— BEGIN AVAILABLE DATA —

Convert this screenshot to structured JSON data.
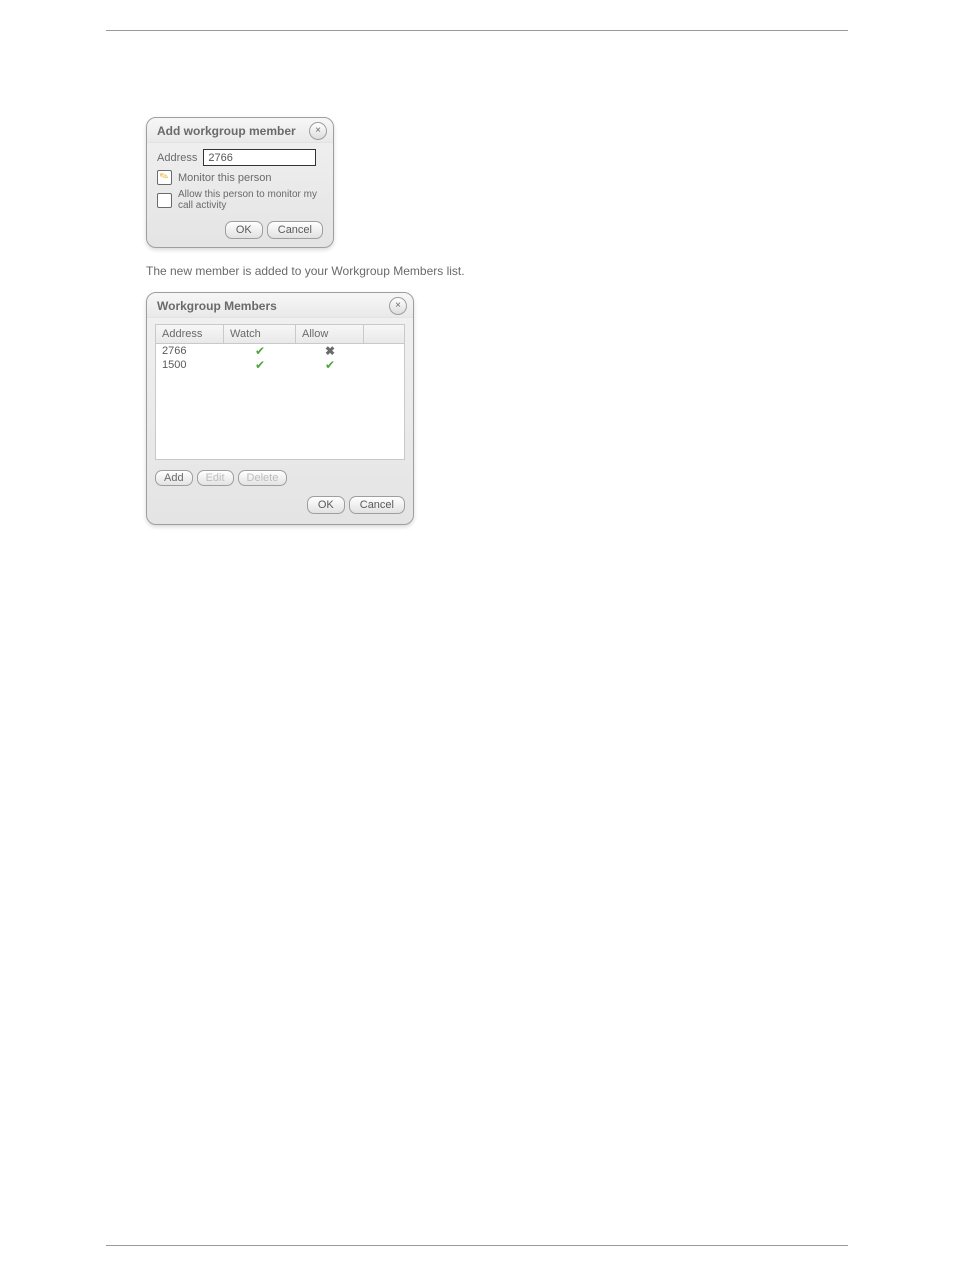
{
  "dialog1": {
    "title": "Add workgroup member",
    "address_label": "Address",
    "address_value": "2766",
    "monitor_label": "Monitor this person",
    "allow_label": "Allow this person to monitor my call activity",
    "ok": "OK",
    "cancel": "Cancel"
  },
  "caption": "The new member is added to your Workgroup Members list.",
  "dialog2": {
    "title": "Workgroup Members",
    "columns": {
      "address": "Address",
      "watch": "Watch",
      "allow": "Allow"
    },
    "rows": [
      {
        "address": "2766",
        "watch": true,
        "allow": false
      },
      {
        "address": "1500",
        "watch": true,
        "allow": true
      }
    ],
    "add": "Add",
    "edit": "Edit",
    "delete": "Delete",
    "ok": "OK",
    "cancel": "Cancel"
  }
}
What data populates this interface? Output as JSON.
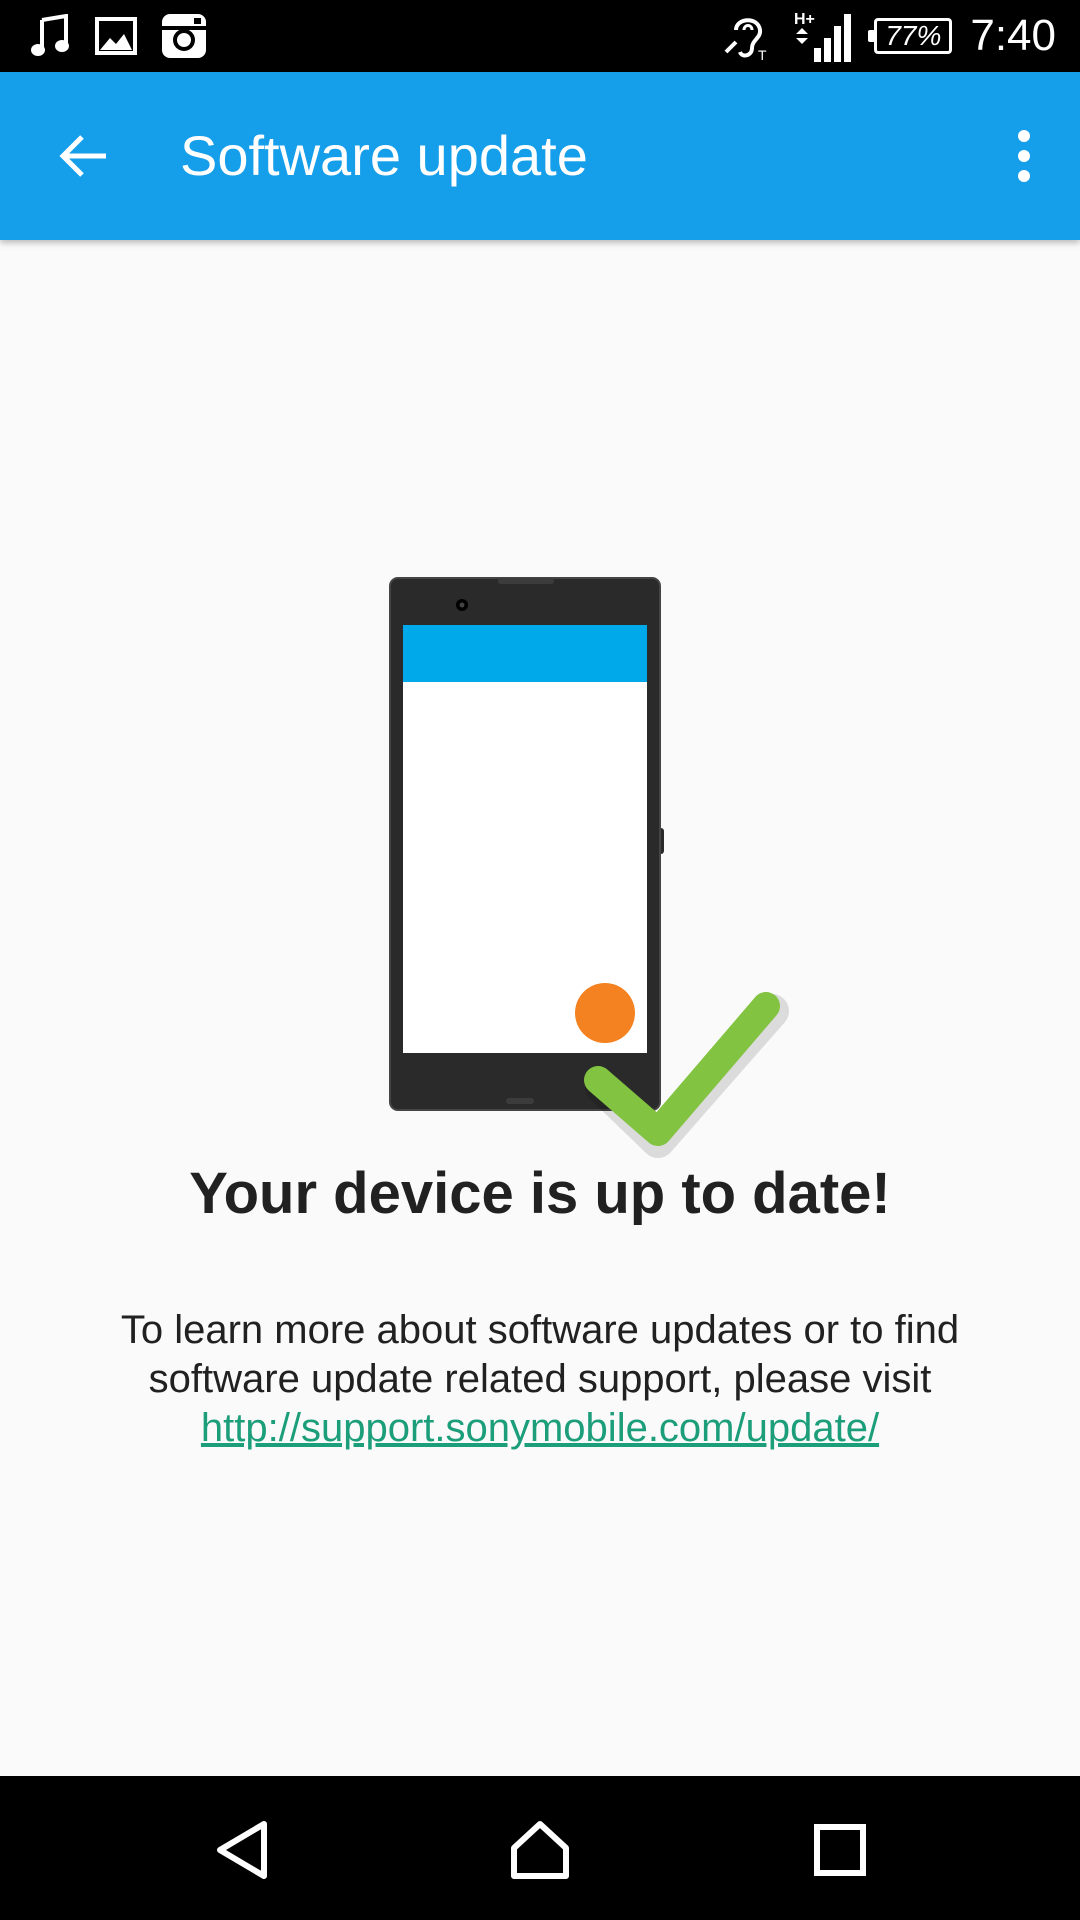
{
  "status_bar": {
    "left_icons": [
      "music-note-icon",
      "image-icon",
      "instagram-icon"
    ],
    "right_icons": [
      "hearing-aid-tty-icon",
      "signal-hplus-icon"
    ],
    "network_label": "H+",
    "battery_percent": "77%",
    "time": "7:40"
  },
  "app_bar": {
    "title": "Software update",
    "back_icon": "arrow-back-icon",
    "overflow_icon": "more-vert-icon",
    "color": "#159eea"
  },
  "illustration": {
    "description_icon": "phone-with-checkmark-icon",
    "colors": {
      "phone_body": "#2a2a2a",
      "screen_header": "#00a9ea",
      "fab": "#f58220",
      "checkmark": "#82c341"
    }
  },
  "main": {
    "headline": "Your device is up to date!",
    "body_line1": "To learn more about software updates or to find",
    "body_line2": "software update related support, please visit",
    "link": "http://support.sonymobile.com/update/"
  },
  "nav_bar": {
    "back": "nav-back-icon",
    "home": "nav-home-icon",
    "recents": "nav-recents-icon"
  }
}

— END AVAILABLE DATA —

__WORK INSTRUCTIONS__: Give again exactly the lines from the one holding "What data populates" to the final line of the records, both ends included; any pictures stay out.

__THE SOLUTION__:
What data populates this interface? Output as JSON.
{
  "status_bar": {
    "left_icons": [
      "music-note-icon",
      "image-icon",
      "instagram-icon"
    ],
    "right_icons": [
      "hearing-aid-tty-icon",
      "signal-hplus-icon"
    ],
    "network_label": "H+",
    "battery_percent": "77%",
    "time": "7:40"
  },
  "app_bar": {
    "title": "Software update",
    "back_icon": "arrow-back-icon",
    "overflow_icon": "more-vert-icon",
    "color": "#159eea"
  },
  "illustration": {
    "description_icon": "phone-with-checkmark-icon",
    "colors": {
      "phone_body": "#2a2a2a",
      "screen_header": "#00a9ea",
      "fab": "#f58220",
      "checkmark": "#82c341"
    }
  },
  "main": {
    "headline": "Your device is up to date!",
    "body_line1": "To learn more about software updates or to find",
    "body_line2": "software update related support, please visit",
    "link": "http://support.sonymobile.com/update/"
  },
  "nav_bar": {
    "back": "nav-back-icon",
    "home": "nav-home-icon",
    "recents": "nav-recents-icon"
  }
}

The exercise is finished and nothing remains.